Document page transcript entries

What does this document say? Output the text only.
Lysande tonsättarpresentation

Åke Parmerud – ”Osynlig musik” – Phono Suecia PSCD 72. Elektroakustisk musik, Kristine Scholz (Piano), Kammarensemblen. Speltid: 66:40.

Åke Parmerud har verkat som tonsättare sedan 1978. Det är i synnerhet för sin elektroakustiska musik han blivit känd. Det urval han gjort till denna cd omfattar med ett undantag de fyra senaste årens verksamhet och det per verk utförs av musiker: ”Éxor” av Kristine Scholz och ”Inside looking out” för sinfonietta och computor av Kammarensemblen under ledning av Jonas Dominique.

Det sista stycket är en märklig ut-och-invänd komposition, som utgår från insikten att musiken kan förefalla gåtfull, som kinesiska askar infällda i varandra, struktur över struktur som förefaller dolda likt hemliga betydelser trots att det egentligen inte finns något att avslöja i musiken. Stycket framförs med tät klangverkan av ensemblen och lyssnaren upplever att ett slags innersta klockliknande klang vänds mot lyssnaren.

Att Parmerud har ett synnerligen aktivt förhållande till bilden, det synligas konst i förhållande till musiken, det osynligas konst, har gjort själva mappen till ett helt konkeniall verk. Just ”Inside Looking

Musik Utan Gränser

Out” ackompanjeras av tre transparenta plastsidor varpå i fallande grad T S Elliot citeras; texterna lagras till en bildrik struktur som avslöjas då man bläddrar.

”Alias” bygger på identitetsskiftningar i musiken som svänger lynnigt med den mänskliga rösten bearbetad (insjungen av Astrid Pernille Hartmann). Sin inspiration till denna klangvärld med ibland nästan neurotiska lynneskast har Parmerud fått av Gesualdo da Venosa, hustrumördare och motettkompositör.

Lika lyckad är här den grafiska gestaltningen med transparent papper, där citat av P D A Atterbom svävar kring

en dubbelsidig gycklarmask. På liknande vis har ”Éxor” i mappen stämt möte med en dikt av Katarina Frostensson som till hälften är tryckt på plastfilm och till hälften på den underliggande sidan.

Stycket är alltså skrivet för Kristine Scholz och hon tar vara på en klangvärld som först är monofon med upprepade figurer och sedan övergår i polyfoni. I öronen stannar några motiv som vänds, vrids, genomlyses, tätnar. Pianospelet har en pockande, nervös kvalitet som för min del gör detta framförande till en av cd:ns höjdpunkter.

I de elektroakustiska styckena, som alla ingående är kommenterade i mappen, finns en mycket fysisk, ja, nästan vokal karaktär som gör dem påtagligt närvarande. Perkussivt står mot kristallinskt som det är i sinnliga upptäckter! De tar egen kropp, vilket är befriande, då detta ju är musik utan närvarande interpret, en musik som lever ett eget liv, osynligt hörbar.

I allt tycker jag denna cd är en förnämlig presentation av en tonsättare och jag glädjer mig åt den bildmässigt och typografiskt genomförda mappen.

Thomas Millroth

● **PROBLEM DETAILS**:
Whenever a line in the records contains the word "Inside", copy that line.

● **ANSWER BOX**:
Åke Parmerud har verkat som tonsättare sedan 1978. Det är i synnerhet för sin elektroakustiska musik han blivit känd. Det urval han gjort till denna cd omfattar med ett undantag de fyra senaste årens verksamhet och det per verk utförs av musiker: ”Éxor” av Kristine Scholz och ”Inside looking out” för sinfonietta och computor av Kammarensemblen under ledning av Jonas Dominique.
Att Parmerud har ett synnerligen aktivt förhållande till bilden, det synligas konst i förhållande till musiken, det osynligas konst, har gjort själva mappen till ett helt konkeniall verk. Just ”Inside Looking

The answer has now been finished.